→ Goal
Count the lines in the entries below that include the word "System". Give nothing but the number.

──────── Data for the task ────────

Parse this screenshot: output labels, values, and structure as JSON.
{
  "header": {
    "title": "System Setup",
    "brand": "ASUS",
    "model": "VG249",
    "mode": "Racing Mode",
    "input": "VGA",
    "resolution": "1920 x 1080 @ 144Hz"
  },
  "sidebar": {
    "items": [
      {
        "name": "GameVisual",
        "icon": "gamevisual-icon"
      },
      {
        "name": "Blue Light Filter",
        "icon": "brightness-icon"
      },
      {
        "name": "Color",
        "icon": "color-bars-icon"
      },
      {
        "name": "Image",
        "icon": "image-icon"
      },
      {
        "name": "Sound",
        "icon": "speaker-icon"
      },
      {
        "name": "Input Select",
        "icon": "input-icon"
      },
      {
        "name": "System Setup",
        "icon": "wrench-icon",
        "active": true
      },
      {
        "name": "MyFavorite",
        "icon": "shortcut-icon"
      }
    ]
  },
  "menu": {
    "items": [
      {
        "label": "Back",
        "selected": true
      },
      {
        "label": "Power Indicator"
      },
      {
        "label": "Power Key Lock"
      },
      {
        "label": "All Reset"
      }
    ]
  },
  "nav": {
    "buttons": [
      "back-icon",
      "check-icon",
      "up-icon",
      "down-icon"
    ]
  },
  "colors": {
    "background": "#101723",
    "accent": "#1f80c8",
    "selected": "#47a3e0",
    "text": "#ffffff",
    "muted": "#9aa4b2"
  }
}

────────

→ Correct response
2